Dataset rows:

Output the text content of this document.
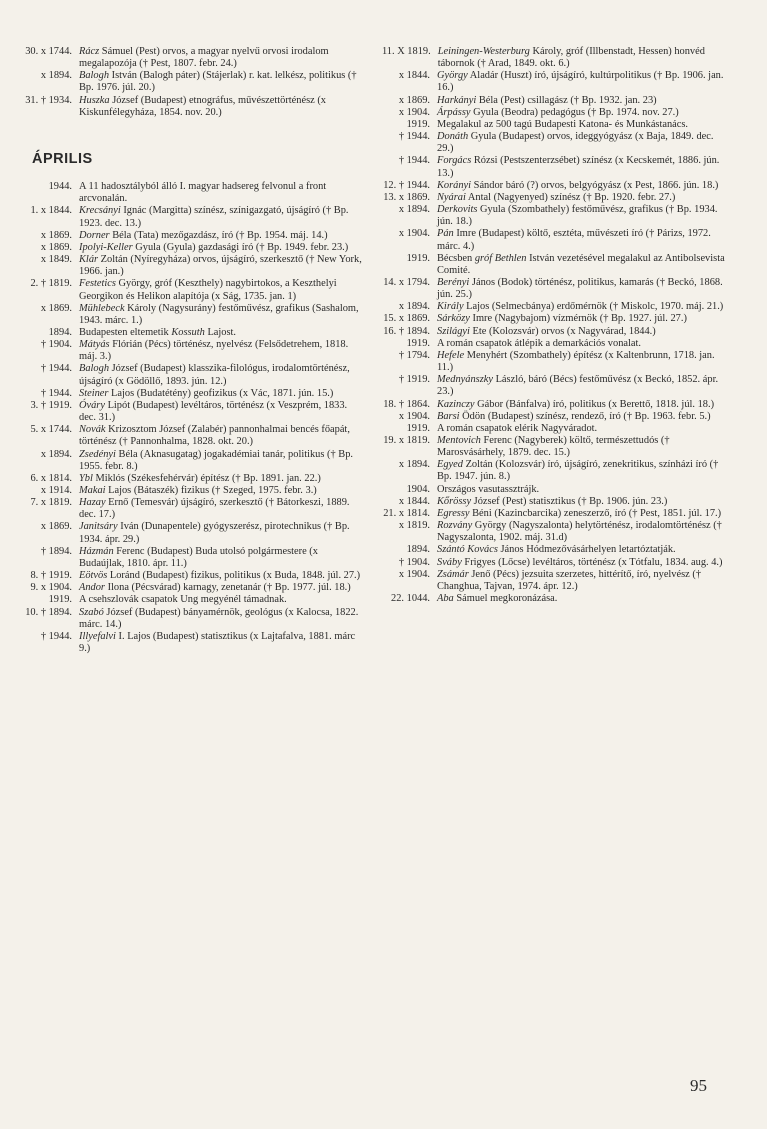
30. x 1744. Rácz Sámuel (Pest) orvos, a magyar nyelvű orvosi irodalom megalapozója († Pest, 1807. febr. 24.)
x 1894. Balogh István (Balogh páter) (Stájerlak) r. kat. lelkész, politikus († Bp. 1976. júl. 20.)
31. † 1934. Huszka József (Budapest) etnográfus, művészettörténész (x Kiskunfélegyháza, 1854. nov. 20.)
ÁPRILIS
1944. A 11 hadosztályból álló I. magyar hadsereg felvonul a front arcvonalán.
1. x 1844. Krecsányi Ignác (Margitta) színész, színigazgató, újságíró († Bp. 1923. dec. 13.)
x 1869. Dorner Béla (Tata) mezőgazdász, író († Bp. 1954. máj. 14.)
x 1869. Ipolyi-Keller Gyula (Gyula) gazdasági író († Bp. 1949. febr. 23.)
x 1849. Klár Zoltán (Nyíregyháza) orvos, újságíró, szerkesztő († New York, 1966. jan.)
2. † 1819. Festetics György, gróf (Keszthely) nagybirtokos, a Keszthelyi Georgikon és Helikon alapítója (x Ság, 1735. jan. 1)
x 1869. Mühlebeck Károly (Nagysurány) festőművész, grafikus (Sashalom, 1943. márc. 1.)
1894. Budapesten eltemetik Kossuth Lajost.
† 1904. Mátyás Flórián (Pécs) történész, nyelvész (Felsődetrehem, 1818. máj. 3.)
† 1944. Balogh József (Budapest) klasszika-filológus, irodalomtörténész, újságíró (x Gödöllő, 1893. jún. 12.)
† 1944. Steiner Lajos (Budatétény) geofizikus (x Vác, 1871. jún. 15.)
3. † 1919. Óváry Lipót (Budapest) levéltáros, történész (x Veszprém, 1833. dec. 31.)
5. x 1744. Novák Krizosztom József (Zalabér) pannonhalmai bencés főapát, történész († Pannonhalma, 1828. okt. 20.)
x 1894. Zsedényi Béla (Aknasugatag) jogakadémiai tanár, politikus († Bp. 1955. febr. 8.)
6. x 1814. Ybl Miklós (Székesfehérvár) építész († Bp. 1891. jan. 22.)
x 1914. Makai Lajos (Bátaszék) fizikus († Szeged, 1975. febr. 3.)
7. x 1819. Hazay Ernő (Temesvár) újságíró, szerkesztő († Bátorkeszi, 1889. dec. 17.)
x 1869. Janitsáry Iván (Dunapentele) gyógyszerész, pirotechnikus († Bp. 1934. ápr. 29.)
† 1894. Házmán Ferenc (Budapest) Buda utolsó polgármestere (x Budaújlak, 1810. ápr. 11.)
8. † 1919. Eötvös Loránd (Budapest) fizikus, politikus (x Buda, 1848. júl. 27.)
9. x 1904. Andor Ilona (Pécsvárad) karnagy, zenetanár († Bp. 1977. júl. 18.)
1919. A csehszlovák csapatok Ung megyénél támadnak.
10. † 1894. Szabó József (Budapest) bányamérnök, geológus (x Kalocsa, 1822. márc. 14.)
† 1944. Illyefalvi I. Lajos (Budapest) statisztikus (x Lajtafalva, 1881. márc 9.)
11. X 1819. Leiningen-Westerburg Károly, gróf (Illbenstadt, Hessen) honvéd tábornok († Arad, 1849. okt. 6.)
x 1844. György Aladár (Huszt) író, újságíró, kultúrpolitikus († Bp. 1906. jan. 16.)
x 1869. Harkányi Béla (Pest) csillagász († Bp. 1932. jan. 23)
x 1904. Árpássy Gyula (Beodra) pedagógus († Bp. 1974. nov. 27.)
1919. Megalakul az 500 tagú Budapesti Katona- és Munkástanács.
† 1944. Donáth Gyula (Budapest) orvos, ideggyógyász (x Baja, 1849. dec. 29.)
† 1944. Forgács Rózsi (Pestszenterzsébet) színész (x Kecskemét, 1886. jún. 13.)
12. † 1944. Korányi Sándor báró (?) orvos, belgyógyász (x Pest, 1866. jún. 18.)
13. x 1869. Nyárai Antal (Nagyenyed) színész († Bp. 1920. febr. 27.)
x 1894. Derkovits Gyula (Szombathely) festőművész, grafikus († Bp. 1934. jún. 18.)
x 1904. Pán Imre (Budapest) költő, esztéta, művészeti író († Párizs, 1972. márc. 4.)
1919. Bécsben gróf Bethlen István vezetésével megalakul az Antibolsevista Comité.
14. x 1794. Berényi János (Bodok) történész, politikus, kamarás († Beckó, 1868. jún. 25.)
x 1894. Király Lajos (Selmecbánya) erdőmérnök († Miskolc, 1970. máj. 21.)
15. x 1869. Sárközy Imre (Nagybajom) vízmérnök († Bp. 1927. júl. 27.)
16. † 1894. Szilágyi Ete (Kolozsvár) orvos (x Nagyvárad, 1844.)
1919. A román csapatok átlépik a demarkációs vonalat.
† 1794. Hefele Menyhért (Szombathely) építész (x Kaltenbrunn, 1718. jan. 11.)
† 1919. Mednyánszky László, báró (Bécs) festőművész (x Beckó, 1852. ápr. 23.)
18. † 1864. Kazinczy Gábor (Bánfalva) író, politikus (x Berettő, 1818. júl. 18.)
x 1904. Barsi Ödön (Budapest) színész, rendező, író († Bp. 1963. febr. 5.)
1919. A román csapatok elérik Nagyváradot.
19. x 1819. Mentovich Ferenc (Nagyberek) költő, természettudós († Marosvásárhely, 1879. dec. 15.)
x 1894. Egyed Zoltán (Kolozsvár) író, újságíró, zenekritikus, színházi író († Bp. 1947. jún. 8.)
1904. Országos vasutassztrájk.
x 1844. Kőrössy József (Pest) statisztikus († Bp. 1906. jún. 23.)
21. x 1814. Egressy Béni (Kazincbarcika) zeneszerző, író († Pest, 1851. júl. 17.)
x 1819. Rozvány György (Nagyszalonta) helytörténész, irodalomtörténész († Nagyszalonta, 1902. máj. 31.d)
1894. Szántó Kovács János Hódmezővásárhelyen letartóztatják.
† 1904. Sváby Frigyes (Lőcse) levéltáros, történész (x Tótfalu, 1834. aug. 4.)
x 1904. Zsámár Jenő (Pécs) jezsuita szerzetes, hittérítő, író, nyelvész († Changhua, Tajvan, 1974. ápr. 12.)
22. 1044. Aba Sámuel megkoronázása.
95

▸ **THE REQUEST**:
Identify every line holding the word "József" and copy it out.

▸ **SOLUTION**:
31. † 1934. Huszka József (Budapest) etnográfus, művészettörténész (x Kiskunfélegyháza, 1854. nov. 20.)
† 1944. Balogh József (Budapest) klasszika-filológus, irodalomtörténész, újságíró (x Gödöllő, 1893. jún. 12.)
5. x 1744. Novák Krizosztom József (Zalabér) pannonhalmai bencés főapát, történész († Pannonhalma, 1828. okt. 20.)
10. † 1894. Szabó József (Budapest) bányamérnök, geológus (x Kalocsa, 1822. márc. 14.)
x 1844. Kőrössy József (Pest) statisztikus († Bp. 1906. jún. 23.)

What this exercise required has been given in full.